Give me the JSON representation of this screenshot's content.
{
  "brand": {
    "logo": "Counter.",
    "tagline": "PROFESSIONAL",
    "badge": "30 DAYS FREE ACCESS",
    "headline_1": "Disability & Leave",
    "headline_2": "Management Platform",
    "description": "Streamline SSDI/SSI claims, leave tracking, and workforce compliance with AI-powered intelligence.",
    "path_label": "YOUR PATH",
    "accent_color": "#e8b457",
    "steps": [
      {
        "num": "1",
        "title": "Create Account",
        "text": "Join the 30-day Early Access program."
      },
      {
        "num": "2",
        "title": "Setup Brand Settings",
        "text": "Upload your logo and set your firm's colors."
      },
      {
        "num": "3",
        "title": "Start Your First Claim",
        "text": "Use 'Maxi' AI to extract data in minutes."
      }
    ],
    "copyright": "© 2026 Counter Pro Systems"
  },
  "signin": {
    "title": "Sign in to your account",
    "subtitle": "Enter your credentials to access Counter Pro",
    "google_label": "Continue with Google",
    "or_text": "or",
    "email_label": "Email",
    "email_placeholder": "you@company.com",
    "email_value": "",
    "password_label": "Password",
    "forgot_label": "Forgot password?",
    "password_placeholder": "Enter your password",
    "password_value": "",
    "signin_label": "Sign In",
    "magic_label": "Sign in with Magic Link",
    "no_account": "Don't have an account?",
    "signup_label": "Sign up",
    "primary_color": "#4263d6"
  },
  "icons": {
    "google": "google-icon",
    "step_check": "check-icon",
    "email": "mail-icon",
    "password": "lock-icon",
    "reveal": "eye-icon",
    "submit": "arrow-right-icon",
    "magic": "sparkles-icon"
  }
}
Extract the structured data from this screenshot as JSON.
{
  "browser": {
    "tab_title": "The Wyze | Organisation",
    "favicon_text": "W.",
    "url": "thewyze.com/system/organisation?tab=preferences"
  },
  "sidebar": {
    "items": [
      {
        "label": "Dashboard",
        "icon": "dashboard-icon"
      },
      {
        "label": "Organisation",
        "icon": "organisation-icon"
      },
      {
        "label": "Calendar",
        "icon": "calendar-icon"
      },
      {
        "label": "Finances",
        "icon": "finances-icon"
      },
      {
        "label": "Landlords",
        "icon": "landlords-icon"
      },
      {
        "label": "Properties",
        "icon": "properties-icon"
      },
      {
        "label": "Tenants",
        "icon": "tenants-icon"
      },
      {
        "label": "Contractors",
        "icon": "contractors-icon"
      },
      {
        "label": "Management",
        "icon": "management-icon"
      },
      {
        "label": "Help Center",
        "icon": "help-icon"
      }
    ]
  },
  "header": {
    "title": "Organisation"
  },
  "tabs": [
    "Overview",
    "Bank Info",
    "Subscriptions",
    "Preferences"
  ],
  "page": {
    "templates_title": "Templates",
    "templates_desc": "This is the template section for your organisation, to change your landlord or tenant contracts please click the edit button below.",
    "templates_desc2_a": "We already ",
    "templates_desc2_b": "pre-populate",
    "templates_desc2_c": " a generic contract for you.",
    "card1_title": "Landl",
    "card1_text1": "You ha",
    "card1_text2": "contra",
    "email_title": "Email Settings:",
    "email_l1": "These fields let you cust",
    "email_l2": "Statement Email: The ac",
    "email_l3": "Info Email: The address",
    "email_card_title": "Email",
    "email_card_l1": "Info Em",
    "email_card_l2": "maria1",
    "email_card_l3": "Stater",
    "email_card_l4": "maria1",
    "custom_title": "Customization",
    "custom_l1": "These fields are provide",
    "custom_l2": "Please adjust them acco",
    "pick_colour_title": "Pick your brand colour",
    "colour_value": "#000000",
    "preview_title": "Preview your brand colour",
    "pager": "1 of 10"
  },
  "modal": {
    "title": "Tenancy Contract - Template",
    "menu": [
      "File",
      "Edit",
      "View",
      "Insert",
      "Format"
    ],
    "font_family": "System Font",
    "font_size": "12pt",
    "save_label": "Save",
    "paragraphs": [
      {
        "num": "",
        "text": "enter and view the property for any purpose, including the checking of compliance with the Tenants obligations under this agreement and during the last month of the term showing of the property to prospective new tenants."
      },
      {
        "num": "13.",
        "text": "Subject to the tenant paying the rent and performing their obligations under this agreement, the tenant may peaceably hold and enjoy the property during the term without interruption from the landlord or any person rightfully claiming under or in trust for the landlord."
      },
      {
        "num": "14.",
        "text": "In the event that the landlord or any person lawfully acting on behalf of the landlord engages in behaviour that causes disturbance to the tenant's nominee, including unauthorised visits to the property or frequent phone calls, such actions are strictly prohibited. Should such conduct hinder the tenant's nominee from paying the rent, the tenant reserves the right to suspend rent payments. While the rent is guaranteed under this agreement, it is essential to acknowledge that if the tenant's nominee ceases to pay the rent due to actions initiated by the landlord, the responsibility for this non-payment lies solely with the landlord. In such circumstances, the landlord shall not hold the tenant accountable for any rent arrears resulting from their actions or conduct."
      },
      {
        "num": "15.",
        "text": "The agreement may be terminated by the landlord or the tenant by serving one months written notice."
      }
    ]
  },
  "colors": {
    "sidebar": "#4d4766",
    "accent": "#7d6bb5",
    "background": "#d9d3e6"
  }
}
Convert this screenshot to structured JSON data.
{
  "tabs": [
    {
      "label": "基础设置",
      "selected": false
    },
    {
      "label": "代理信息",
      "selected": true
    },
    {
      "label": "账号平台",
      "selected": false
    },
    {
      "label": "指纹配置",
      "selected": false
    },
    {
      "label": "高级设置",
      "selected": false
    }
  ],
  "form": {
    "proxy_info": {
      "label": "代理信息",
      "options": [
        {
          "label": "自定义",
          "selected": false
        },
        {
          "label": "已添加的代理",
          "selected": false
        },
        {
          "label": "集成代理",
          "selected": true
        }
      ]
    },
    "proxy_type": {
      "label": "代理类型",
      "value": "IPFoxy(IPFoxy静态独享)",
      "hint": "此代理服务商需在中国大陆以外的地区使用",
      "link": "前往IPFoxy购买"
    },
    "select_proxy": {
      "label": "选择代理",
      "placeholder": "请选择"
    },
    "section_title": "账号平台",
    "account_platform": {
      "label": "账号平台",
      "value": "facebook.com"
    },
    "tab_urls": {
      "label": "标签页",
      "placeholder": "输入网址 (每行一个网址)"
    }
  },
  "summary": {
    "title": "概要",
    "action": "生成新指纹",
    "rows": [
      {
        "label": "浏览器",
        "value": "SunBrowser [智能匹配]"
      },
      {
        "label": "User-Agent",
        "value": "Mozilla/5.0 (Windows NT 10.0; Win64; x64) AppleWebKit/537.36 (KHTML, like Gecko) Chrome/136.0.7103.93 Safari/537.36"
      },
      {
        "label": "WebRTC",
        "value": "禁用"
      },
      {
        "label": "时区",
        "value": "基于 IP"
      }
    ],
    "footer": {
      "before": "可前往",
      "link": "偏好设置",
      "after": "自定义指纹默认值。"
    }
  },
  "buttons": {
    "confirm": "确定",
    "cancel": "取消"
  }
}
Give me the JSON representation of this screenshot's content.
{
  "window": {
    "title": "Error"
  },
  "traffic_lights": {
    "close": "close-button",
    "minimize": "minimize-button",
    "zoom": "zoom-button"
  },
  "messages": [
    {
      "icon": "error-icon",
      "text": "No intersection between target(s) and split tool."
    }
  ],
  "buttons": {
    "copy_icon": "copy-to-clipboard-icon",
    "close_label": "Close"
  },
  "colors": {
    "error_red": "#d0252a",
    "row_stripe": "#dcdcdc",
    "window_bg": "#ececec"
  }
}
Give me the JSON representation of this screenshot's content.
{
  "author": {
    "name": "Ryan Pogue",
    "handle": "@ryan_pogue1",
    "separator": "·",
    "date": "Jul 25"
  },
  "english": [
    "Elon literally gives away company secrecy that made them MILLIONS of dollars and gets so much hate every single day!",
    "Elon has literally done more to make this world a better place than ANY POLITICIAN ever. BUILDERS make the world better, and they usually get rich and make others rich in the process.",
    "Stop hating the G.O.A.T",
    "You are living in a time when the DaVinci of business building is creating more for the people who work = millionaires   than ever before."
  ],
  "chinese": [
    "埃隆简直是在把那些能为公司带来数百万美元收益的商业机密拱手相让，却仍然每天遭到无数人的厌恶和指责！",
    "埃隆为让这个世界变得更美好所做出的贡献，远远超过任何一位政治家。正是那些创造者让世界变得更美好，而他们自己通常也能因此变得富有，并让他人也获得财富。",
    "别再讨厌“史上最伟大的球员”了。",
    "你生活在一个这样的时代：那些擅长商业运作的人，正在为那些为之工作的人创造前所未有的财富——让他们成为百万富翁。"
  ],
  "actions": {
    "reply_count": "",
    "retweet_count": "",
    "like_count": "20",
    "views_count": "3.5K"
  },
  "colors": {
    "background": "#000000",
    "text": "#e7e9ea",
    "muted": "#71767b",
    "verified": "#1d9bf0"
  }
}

++++++++++

> EXERCISE INSTRUCTIONS:
Copy every single line of the material above that holds "compliance".

> EXERCISE ANSWER:
    "description": "Streamline SSDI/SSI claims, leave tracking, and workforce compliance with AI-powered intelligence.",
        "text": "enter and view the property for any purpose, including the checking of compliance with the Tenants obligations under this agreement and during the last month of the term showing of the property to prospective new tenants."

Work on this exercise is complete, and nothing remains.